### Короткая задача
Перепечатайте весь материал ниже строка за строкой без единого изменения. Изображения в ответ не включайте.

Данные о координатах разметки
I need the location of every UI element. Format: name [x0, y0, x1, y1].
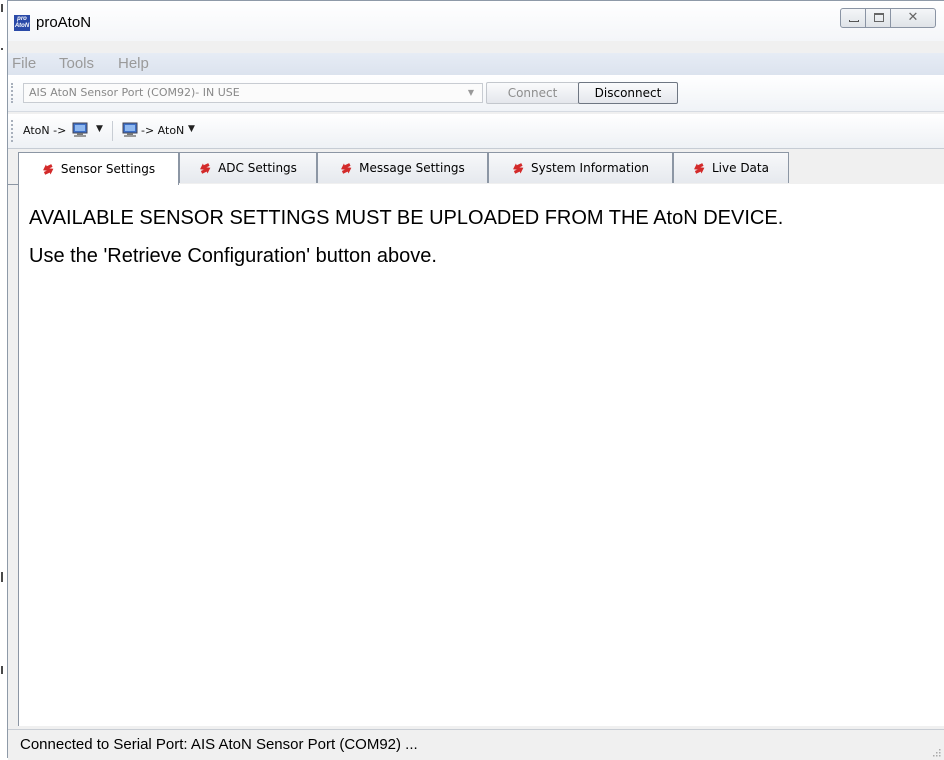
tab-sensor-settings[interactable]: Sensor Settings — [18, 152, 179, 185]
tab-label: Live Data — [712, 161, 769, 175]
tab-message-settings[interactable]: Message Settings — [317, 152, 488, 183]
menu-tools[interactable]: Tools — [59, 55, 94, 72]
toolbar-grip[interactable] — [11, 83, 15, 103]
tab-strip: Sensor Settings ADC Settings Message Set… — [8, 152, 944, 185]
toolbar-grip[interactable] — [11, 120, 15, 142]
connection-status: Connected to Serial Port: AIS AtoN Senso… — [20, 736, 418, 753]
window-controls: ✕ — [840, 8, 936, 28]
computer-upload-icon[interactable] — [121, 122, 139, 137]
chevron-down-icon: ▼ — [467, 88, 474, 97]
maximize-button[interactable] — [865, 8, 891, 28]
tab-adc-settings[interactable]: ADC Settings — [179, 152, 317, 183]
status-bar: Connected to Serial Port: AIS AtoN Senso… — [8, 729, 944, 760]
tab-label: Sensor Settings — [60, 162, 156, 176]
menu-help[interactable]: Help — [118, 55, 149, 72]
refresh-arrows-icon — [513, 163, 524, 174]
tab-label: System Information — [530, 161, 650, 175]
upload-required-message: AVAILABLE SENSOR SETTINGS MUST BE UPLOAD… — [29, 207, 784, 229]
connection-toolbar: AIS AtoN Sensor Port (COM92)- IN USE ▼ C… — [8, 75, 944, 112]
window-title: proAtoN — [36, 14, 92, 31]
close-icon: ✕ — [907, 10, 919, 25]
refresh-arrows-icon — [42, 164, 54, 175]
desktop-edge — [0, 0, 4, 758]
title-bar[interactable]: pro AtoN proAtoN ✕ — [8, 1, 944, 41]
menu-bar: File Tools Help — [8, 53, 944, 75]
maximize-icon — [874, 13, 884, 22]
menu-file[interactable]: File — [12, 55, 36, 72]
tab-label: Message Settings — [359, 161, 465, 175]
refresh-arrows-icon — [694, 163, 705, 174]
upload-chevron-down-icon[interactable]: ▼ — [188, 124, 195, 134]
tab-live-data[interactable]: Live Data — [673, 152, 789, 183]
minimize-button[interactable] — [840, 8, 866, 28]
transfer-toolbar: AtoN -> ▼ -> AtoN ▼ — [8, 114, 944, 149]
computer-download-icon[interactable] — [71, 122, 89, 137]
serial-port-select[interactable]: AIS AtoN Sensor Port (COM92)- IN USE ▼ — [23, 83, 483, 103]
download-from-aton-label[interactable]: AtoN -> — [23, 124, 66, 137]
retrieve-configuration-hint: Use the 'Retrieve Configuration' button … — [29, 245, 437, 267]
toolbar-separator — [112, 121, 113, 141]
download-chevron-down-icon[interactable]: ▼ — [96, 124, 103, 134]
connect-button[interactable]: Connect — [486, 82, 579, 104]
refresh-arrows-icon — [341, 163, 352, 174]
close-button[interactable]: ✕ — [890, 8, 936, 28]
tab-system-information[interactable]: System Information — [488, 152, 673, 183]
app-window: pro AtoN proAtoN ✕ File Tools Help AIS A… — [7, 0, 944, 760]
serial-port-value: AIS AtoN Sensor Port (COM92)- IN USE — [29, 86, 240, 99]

### Полный ответ
I need the location of every UI element. Format: name [x0, y0, x1, y1].
tab-sensor-settings[interactable]: Sensor Settings — [18, 152, 179, 185]
tab-label: Live Data — [712, 161, 769, 175]
tab-message-settings[interactable]: Message Settings — [317, 152, 488, 183]
menu-tools[interactable]: Tools — [59, 55, 94, 72]
toolbar-grip[interactable] — [11, 83, 15, 103]
tab-strip: Sensor Settings ADC Settings Message Set… — [8, 152, 944, 185]
toolbar-grip[interactable] — [11, 120, 15, 142]
connection-status: Connected to Serial Port: AIS AtoN Senso… — [20, 736, 418, 753]
window-controls: ✕ — [840, 8, 936, 28]
computer-upload-icon[interactable] — [121, 122, 139, 137]
chevron-down-icon: ▼ — [467, 88, 474, 97]
maximize-button[interactable] — [865, 8, 891, 28]
tab-adc-settings[interactable]: ADC Settings — [179, 152, 317, 183]
status-bar: Connected to Serial Port: AIS AtoN Senso… — [8, 729, 944, 760]
tab-label: Sensor Settings — [60, 162, 156, 176]
menu-help[interactable]: Help — [118, 55, 149, 72]
refresh-arrows-icon — [513, 163, 524, 174]
tab-label: System Information — [530, 161, 650, 175]
upload-required-message: AVAILABLE SENSOR SETTINGS MUST BE UPLOAD… — [29, 207, 784, 229]
connection-toolbar: AIS AtoN Sensor Port (COM92)- IN USE ▼ C… — [8, 75, 944, 112]
window-title: proAtoN — [36, 14, 92, 31]
close-icon: ✕ — [907, 10, 919, 25]
refresh-arrows-icon — [42, 164, 54, 175]
desktop-edge — [0, 0, 4, 758]
title-bar[interactable]: pro AtoN proAtoN ✕ — [8, 1, 944, 41]
menu-bar: File Tools Help — [8, 53, 944, 75]
maximize-icon — [874, 13, 884, 22]
menu-file[interactable]: File — [12, 55, 36, 72]
tab-label: Message Settings — [359, 161, 465, 175]
refresh-arrows-icon — [694, 163, 705, 174]
upload-chevron-down-icon[interactable]: ▼ — [188, 124, 195, 134]
tab-live-data[interactable]: Live Data — [673, 152, 789, 183]
minimize-button[interactable] — [840, 8, 866, 28]
transfer-toolbar: AtoN -> ▼ -> AtoN ▼ — [8, 114, 944, 149]
computer-download-icon[interactable] — [71, 122, 89, 137]
serial-port-select[interactable]: AIS AtoN Sensor Port (COM92)- IN USE ▼ — [23, 83, 483, 103]
download-from-aton-label[interactable]: AtoN -> — [23, 124, 66, 137]
retrieve-configuration-hint: Use the 'Retrieve Configuration' button … — [29, 245, 437, 267]
toolbar-separator — [112, 121, 113, 141]
download-chevron-down-icon[interactable]: ▼ — [96, 124, 103, 134]
connect-button[interactable]: Connect — [486, 82, 579, 104]
refresh-arrows-icon — [341, 163, 352, 174]
close-button[interactable]: ✕ — [890, 8, 936, 28]
tab-system-information[interactable]: System Information — [488, 152, 673, 183]
app-window: pro AtoN proAtoN ✕ File Tools Help AIS A… — [7, 0, 944, 760]
serial-port-value: AIS AtoN Sensor Port (COM92)- IN USE — [29, 86, 240, 99]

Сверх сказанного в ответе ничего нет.